#### Do this
Count the lines below that include the word "structured" and write that number alone.
* Start Dataset rows *
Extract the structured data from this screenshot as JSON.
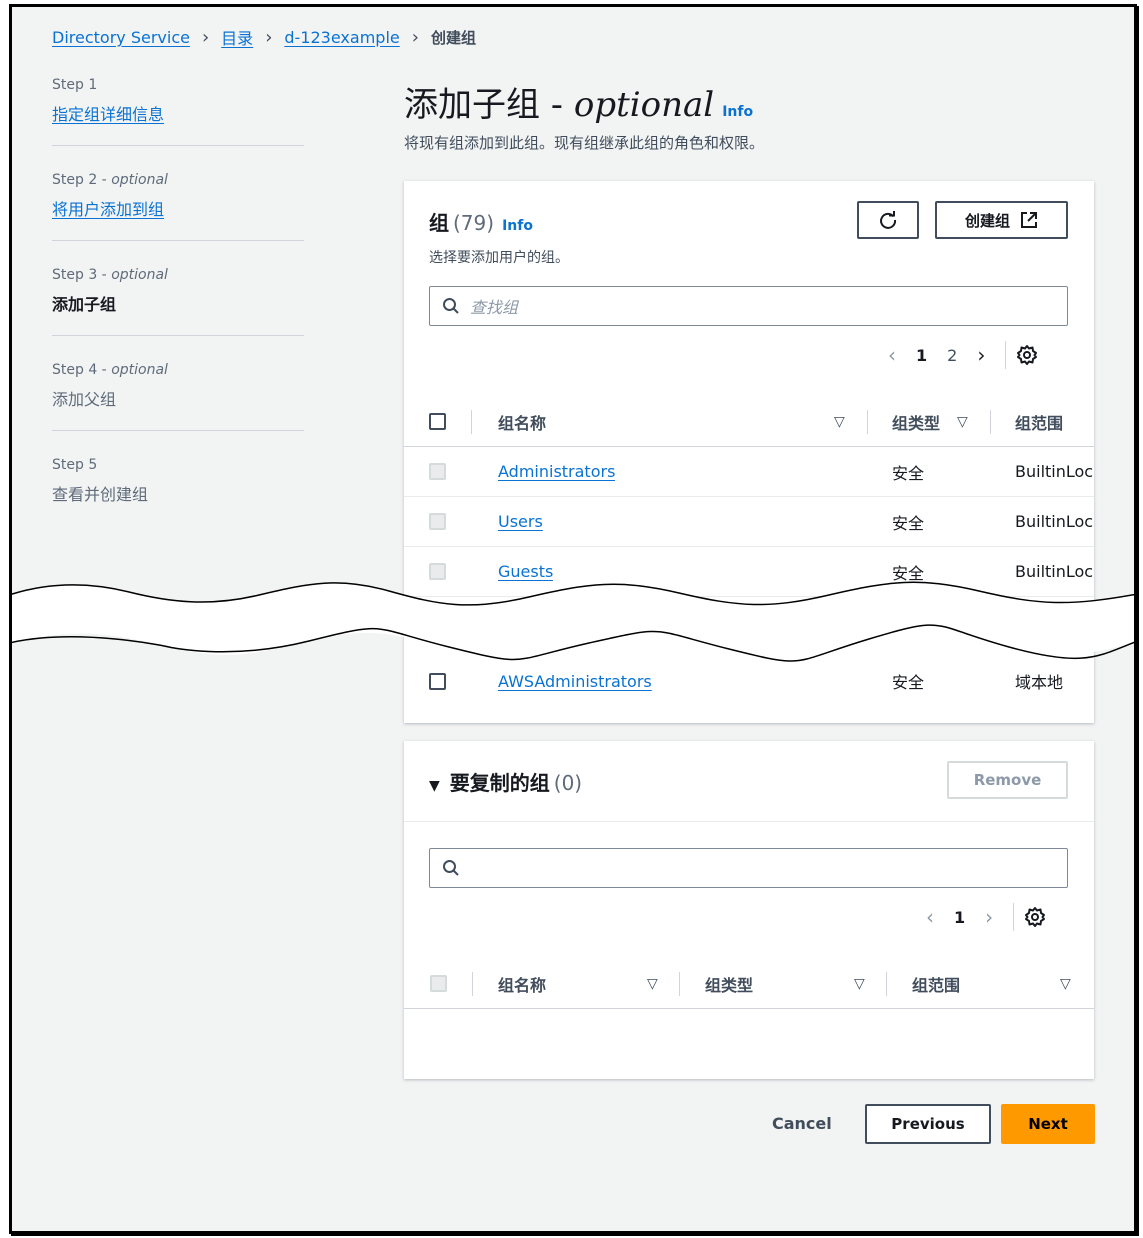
{
  "breadcrumb": {
    "items": [
      "Directory Service",
      "目录",
      "d-123example"
    ],
    "current": "创建组"
  },
  "steps": [
    {
      "num": "Step 1",
      "opt": "",
      "label": "指定组详细信息"
    },
    {
      "num": "Step 2 - ",
      "opt": "optional",
      "label": "将用户添加到组"
    },
    {
      "num": "Step 3 - ",
      "opt": "optional",
      "label": "添加子组"
    },
    {
      "num": "Step 4 - ",
      "opt": "optional",
      "label": "添加父组"
    },
    {
      "num": "Step 5",
      "opt": "",
      "label": "查看并创建组"
    }
  ],
  "header": {
    "title": "添加子组 - ",
    "title_optional": "optional",
    "info": "Info",
    "description": "将现有组添加到此组。现有组继承此组的角色和权限。"
  },
  "groups_panel": {
    "title": "组",
    "count": "(79)",
    "info": "Info",
    "subtitle": "选择要添加用户的组。",
    "create_label": "创建组",
    "search_placeholder": "查找组",
    "pages": [
      "1",
      "2"
    ],
    "columns": [
      "组名称",
      "组类型",
      "组范围"
    ],
    "rows": [
      {
        "name": "Administrators",
        "type": "安全",
        "scope": "BuiltinLocal"
      },
      {
        "name": "Users",
        "type": "安全",
        "scope": "BuiltinLocal"
      },
      {
        "name": "Guests",
        "type": "安全",
        "scope": "BuiltinLocal"
      },
      {
        "name": "AWSAdministrators",
        "type": "安全",
        "scope": "域本地"
      }
    ]
  },
  "copy_panel": {
    "title": "要复制的组",
    "count": "(0)",
    "remove_label": "Remove",
    "pages": [
      "1"
    ],
    "columns": [
      "组名称",
      "组类型",
      "组范围"
    ]
  },
  "footer": {
    "cancel": "Cancel",
    "previous": "Previous",
    "next": "Next"
  },
  "colors": {
    "primary": "#ff9900",
    "link": "#0972d3",
    "background": "#f2f3f3"
  },
  "icons": [
    "chevron-right-icon",
    "refresh-icon",
    "external-link-icon",
    "search-icon",
    "chevron-left-icon",
    "settings-gear-icon",
    "sort-caret-icon",
    "caret-down-icon"
  ]
}
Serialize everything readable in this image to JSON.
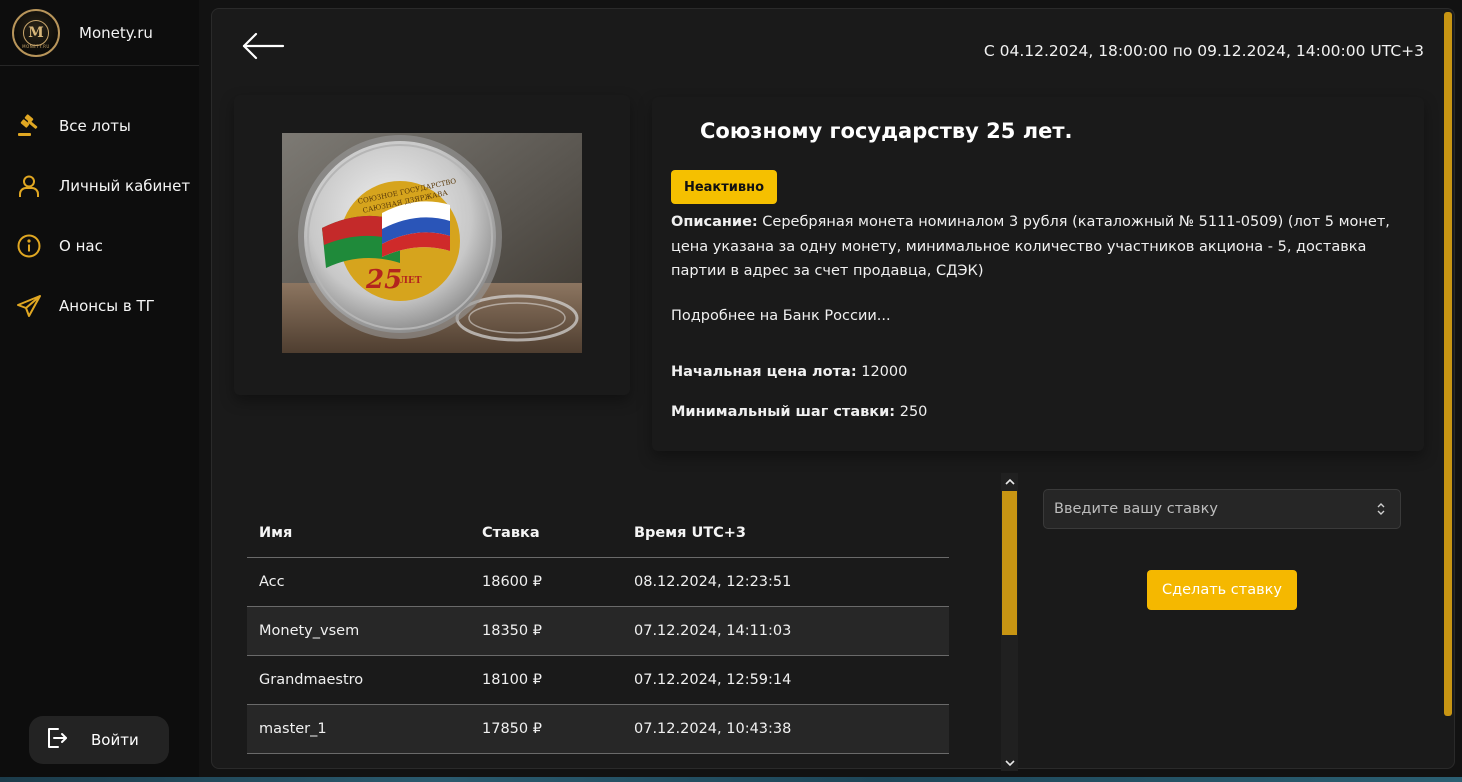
{
  "sidebar": {
    "brand_name": "Monety.ru",
    "logo_letter": "M",
    "logo_sub": "MONETY.RU",
    "items": [
      {
        "label": "Все лоты",
        "icon": "gavel-icon"
      },
      {
        "label": "Личный кабинет",
        "icon": "user-icon"
      },
      {
        "label": "О нас",
        "icon": "info-icon"
      },
      {
        "label": "Анонсы в ТГ",
        "icon": "telegram-icon"
      }
    ],
    "login_label": "Войти"
  },
  "colors": {
    "accent": "#f5c000",
    "button": "#f5b800",
    "scroll_thumb": "#c89513"
  },
  "header": {
    "date_range": "С 04.12.2024, 18:00:00 по 09.12.2024, 14:00:00 UTC+3"
  },
  "lot": {
    "title": "Союзному государству 25 лет.",
    "status": "Неактивно",
    "desc_label": "Описание:",
    "description": " Серебряная монета номиналом 3 рубля (каталожный № 5111-0509) (лот 5 монет, цена указана за одну монету, минимальное количество участников акциона - 5, доставка партии в адрес за счет продавца, СДЭК)",
    "more_link": "Подробнее на Банк России...",
    "start_price_label": "Начальная цена лота:",
    "start_price": " 12000",
    "min_step_label": "Минимальный шаг ставки:",
    "min_step": " 250",
    "coin_text_top": "СОЮЗНОЕ ГОСУДАРСТВО",
    "coin_text_bottom": "САЮЗНАЯ ДЗЯРЖАВА",
    "coin_years": "25",
    "coin_years_word": "ЛЕТ"
  },
  "bids": {
    "headers": {
      "name": "Имя",
      "bid": "Ставка",
      "time": "Время UTC+3"
    },
    "rows": [
      {
        "name": "Acc",
        "bid": "18600 ₽",
        "time": "08.12.2024, 12:23:51"
      },
      {
        "name": "Monety_vsem",
        "bid": "18350 ₽",
        "time": "07.12.2024, 14:11:03"
      },
      {
        "name": "Grandmaestro",
        "bid": "18100 ₽",
        "time": "07.12.2024, 12:59:14"
      },
      {
        "name": "master_1",
        "bid": "17850 ₽",
        "time": "07.12.2024, 10:43:38"
      }
    ]
  },
  "bid_form": {
    "placeholder": "Введите вашу ставку",
    "submit_label": "Сделать ставку"
  }
}
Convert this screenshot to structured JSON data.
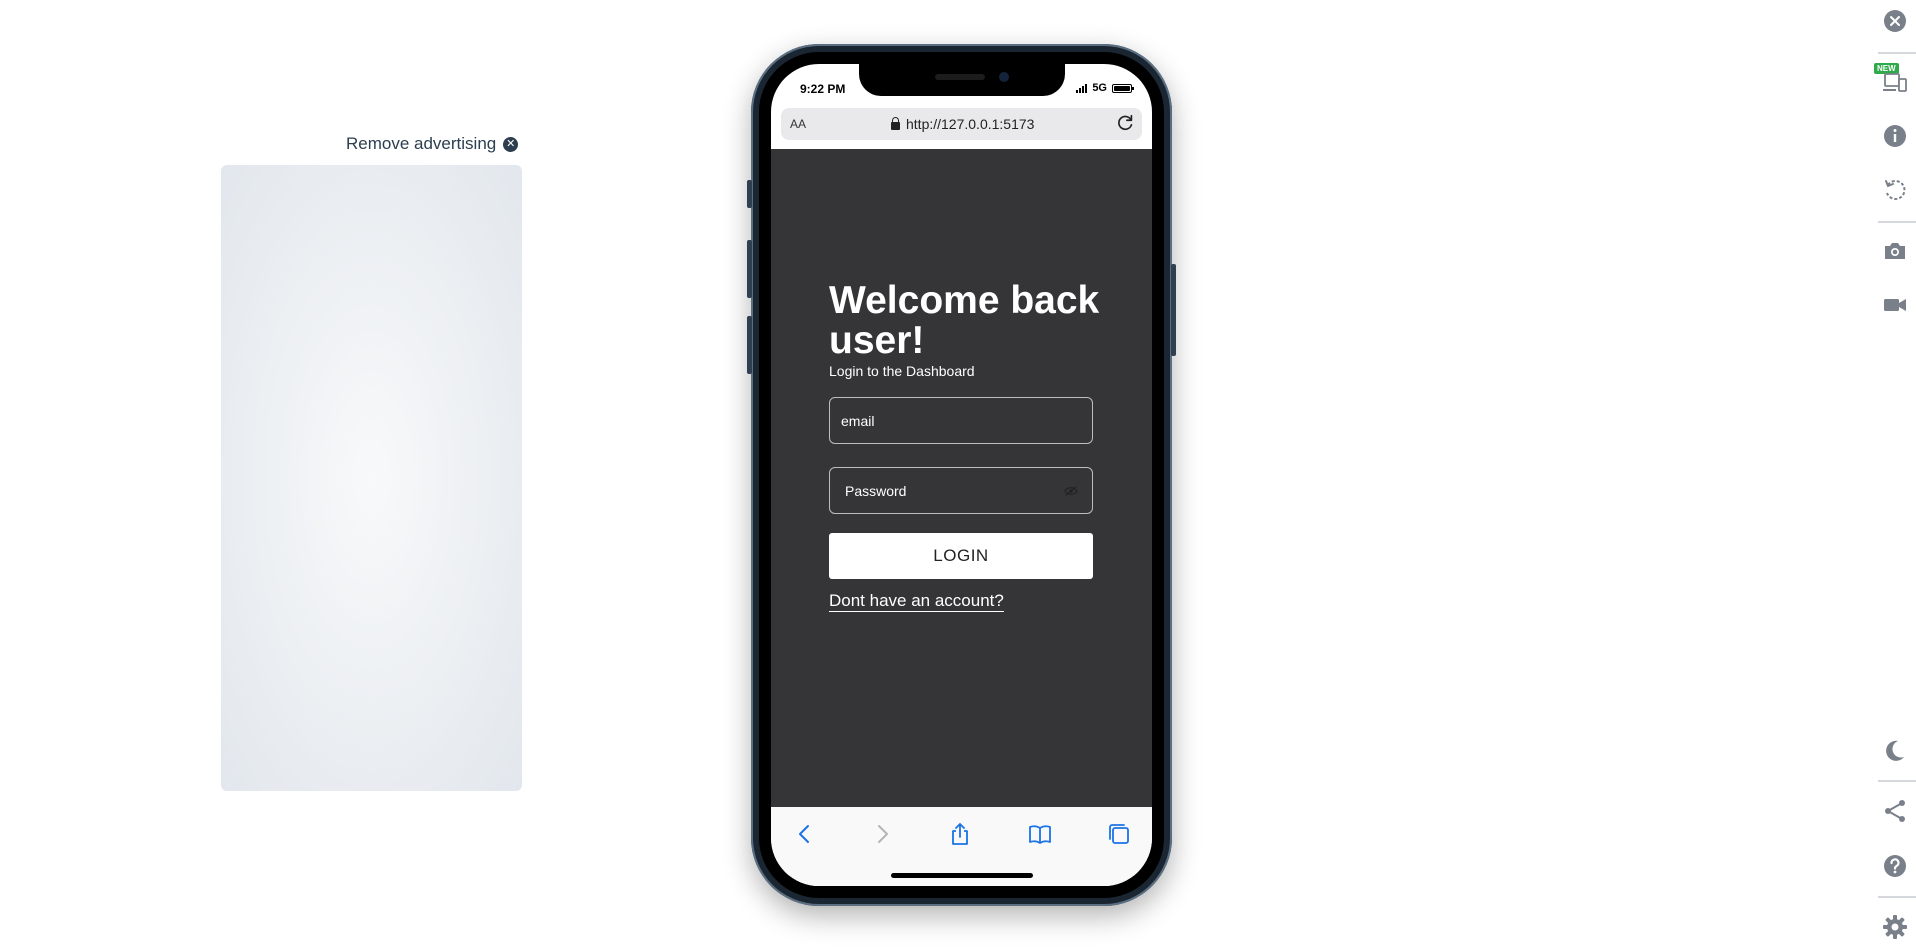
{
  "ad": {
    "remove_label": "Remove advertising"
  },
  "phone": {
    "status": {
      "time": "9:22 PM",
      "network": "5G"
    },
    "browser": {
      "text_size": "AA",
      "url": "http://127.0.0.1:5173"
    },
    "login": {
      "title": "Welcome back user!",
      "subtitle": "Login to the Dashboard",
      "email_placeholder": "email",
      "password_placeholder": "Password",
      "login_button": "LOGIN",
      "signup_link": "Dont have an account?"
    }
  },
  "rail": {
    "new_badge": "NEW"
  },
  "icons": {
    "close": "close-icon",
    "device": "device-icon",
    "info": "info-icon",
    "rotate": "rotate-icon",
    "screenshot": "camera-icon",
    "record": "video-icon",
    "dark_mode": "moon-icon",
    "share": "share-icon",
    "help": "help-icon",
    "settings": "gear-icon"
  },
  "colors": {
    "app_background": "#353538",
    "accent": "#1a73e8",
    "rail_icon": "#7a808a",
    "badge": "#2eaa4a"
  }
}
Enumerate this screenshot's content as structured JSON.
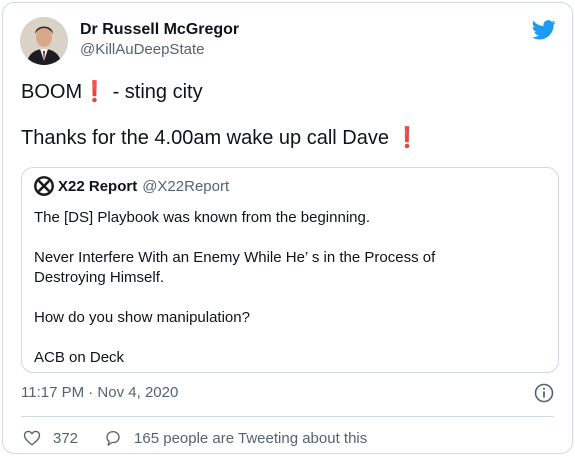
* End Dataset rows *
#### Result of the task
3